* begin Extracted entries *

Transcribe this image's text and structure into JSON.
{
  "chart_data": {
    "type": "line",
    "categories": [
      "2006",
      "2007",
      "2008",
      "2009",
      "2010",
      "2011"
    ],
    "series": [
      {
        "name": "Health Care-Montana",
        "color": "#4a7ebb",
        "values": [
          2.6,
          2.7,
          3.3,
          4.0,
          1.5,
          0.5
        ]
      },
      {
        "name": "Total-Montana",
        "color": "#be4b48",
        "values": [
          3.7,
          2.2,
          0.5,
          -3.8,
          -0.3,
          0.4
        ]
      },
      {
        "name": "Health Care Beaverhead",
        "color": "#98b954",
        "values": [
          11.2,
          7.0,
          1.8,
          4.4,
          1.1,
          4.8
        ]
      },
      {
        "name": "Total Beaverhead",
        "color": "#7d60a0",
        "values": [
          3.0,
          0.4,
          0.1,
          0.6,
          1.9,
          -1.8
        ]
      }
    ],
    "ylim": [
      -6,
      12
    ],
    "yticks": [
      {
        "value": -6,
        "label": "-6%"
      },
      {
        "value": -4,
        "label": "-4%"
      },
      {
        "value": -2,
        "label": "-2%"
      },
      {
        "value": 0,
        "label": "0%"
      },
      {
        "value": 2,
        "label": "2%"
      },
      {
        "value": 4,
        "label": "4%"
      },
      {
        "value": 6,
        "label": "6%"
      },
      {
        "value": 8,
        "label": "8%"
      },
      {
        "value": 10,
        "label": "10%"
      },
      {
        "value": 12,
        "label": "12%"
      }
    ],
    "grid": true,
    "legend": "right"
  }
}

* end Extracted entries *
* begin Extracted entries *

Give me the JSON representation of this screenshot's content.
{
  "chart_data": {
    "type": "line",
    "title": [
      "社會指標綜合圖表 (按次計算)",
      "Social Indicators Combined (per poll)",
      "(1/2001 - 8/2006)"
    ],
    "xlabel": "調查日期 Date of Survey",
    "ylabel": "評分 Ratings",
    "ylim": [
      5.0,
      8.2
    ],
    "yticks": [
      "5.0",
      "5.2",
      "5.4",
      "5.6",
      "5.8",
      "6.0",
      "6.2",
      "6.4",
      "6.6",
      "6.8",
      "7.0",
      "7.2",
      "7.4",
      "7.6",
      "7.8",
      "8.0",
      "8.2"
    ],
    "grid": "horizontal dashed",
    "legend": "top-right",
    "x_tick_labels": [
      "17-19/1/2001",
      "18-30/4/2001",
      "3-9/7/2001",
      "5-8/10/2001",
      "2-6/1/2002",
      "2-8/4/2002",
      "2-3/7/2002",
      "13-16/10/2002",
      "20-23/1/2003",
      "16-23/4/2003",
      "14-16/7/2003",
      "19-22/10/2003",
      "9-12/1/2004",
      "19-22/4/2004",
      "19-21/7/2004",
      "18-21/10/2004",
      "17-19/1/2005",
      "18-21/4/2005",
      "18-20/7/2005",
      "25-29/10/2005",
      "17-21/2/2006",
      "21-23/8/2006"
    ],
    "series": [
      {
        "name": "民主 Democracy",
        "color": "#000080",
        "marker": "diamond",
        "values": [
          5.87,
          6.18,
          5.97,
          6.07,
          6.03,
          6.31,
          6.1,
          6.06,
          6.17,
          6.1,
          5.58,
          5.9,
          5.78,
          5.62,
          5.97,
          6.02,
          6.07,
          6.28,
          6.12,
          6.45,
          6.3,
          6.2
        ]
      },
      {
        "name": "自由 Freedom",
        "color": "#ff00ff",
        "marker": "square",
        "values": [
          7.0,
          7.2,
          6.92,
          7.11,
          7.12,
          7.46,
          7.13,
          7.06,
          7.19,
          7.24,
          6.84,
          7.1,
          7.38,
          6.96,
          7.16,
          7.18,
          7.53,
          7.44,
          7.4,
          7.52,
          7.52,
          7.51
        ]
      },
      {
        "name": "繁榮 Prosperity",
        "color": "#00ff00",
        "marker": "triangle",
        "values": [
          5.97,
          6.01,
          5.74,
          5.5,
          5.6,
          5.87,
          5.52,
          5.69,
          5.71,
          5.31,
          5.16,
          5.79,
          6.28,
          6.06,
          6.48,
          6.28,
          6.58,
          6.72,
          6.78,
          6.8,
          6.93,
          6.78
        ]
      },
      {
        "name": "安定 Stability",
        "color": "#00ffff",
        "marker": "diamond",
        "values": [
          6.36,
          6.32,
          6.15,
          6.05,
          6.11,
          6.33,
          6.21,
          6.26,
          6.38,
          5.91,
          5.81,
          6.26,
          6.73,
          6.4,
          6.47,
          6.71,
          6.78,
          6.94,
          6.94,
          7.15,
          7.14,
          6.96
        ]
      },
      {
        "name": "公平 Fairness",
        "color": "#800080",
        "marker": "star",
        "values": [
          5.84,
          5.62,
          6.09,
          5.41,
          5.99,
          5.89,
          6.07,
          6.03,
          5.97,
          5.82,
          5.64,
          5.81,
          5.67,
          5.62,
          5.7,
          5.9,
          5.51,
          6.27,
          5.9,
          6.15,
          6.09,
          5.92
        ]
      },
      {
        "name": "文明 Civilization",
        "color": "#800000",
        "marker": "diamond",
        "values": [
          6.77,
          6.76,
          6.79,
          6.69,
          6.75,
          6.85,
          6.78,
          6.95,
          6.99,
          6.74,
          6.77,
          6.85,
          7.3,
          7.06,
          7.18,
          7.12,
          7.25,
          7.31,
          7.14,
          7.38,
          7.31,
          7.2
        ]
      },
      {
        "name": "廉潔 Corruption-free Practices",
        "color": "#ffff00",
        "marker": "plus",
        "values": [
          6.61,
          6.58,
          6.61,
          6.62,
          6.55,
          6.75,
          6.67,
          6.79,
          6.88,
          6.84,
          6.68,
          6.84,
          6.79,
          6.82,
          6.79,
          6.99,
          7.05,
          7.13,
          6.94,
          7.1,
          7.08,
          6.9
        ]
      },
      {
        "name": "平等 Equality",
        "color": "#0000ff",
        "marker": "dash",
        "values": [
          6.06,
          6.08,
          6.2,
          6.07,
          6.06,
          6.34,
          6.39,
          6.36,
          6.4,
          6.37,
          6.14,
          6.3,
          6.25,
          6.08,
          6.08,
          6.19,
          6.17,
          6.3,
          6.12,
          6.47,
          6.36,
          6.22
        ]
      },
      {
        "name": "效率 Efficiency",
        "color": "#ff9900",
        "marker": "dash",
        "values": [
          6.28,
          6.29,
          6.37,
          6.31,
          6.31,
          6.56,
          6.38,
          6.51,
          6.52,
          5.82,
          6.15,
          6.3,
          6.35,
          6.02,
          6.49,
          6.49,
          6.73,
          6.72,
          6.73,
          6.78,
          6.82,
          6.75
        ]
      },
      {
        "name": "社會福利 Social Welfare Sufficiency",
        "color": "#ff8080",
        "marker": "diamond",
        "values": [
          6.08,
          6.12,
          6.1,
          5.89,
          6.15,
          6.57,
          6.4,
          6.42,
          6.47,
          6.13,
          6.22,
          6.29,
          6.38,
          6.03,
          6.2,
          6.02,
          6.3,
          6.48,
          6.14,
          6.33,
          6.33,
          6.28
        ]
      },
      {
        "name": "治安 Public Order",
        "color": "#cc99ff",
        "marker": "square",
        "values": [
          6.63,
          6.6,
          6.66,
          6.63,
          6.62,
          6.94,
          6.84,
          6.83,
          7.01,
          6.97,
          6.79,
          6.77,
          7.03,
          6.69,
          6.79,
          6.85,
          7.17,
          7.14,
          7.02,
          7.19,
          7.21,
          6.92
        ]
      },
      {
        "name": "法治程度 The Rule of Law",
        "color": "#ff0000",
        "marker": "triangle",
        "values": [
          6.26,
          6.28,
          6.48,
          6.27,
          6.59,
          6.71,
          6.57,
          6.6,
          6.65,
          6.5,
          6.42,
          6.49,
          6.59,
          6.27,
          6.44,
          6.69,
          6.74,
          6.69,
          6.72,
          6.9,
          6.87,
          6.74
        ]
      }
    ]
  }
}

* end Extracted entries *
* begin Extracted entries *

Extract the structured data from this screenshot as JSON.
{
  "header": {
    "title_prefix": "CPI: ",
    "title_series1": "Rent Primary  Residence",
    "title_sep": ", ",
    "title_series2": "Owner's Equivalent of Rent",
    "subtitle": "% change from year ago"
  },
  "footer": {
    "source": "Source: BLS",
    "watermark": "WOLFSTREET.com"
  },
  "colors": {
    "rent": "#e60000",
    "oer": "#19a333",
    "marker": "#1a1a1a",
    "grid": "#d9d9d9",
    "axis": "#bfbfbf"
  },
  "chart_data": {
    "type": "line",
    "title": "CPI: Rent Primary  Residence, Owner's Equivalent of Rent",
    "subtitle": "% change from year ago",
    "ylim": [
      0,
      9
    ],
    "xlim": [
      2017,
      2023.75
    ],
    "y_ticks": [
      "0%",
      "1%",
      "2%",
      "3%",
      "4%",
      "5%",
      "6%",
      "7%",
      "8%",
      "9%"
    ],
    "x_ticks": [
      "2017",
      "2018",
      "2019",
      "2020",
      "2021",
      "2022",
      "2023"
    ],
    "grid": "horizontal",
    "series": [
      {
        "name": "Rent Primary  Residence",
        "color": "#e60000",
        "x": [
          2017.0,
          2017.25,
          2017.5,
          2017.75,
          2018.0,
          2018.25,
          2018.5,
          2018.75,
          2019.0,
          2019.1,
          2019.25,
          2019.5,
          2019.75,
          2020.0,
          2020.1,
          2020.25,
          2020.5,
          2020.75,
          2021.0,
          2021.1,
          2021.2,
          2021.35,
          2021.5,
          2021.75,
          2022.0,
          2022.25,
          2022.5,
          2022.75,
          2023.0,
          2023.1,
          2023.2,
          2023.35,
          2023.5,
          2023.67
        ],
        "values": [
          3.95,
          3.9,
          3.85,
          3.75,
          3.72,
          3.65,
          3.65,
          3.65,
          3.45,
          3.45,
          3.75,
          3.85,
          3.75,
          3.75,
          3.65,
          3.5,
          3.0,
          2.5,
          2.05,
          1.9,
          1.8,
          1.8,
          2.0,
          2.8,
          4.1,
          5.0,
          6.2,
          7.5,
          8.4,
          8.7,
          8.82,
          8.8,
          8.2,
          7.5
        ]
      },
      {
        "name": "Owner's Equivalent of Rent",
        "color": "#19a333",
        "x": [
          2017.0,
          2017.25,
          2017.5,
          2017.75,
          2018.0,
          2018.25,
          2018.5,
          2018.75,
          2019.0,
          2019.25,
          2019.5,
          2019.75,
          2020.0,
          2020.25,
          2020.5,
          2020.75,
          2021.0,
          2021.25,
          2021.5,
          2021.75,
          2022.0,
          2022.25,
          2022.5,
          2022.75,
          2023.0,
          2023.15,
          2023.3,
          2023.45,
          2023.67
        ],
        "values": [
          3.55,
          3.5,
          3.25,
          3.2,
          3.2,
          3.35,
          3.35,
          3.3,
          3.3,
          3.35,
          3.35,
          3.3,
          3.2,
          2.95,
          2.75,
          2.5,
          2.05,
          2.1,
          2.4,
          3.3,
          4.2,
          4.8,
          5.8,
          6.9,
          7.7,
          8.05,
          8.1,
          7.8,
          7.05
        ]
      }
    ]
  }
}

* end Extracted entries *

▶ Challenge: Go through the listing above and list every line that has the word "Total".

▶ Result:
        "name": "Total-Montana",
        "name": "Total Beaverhead",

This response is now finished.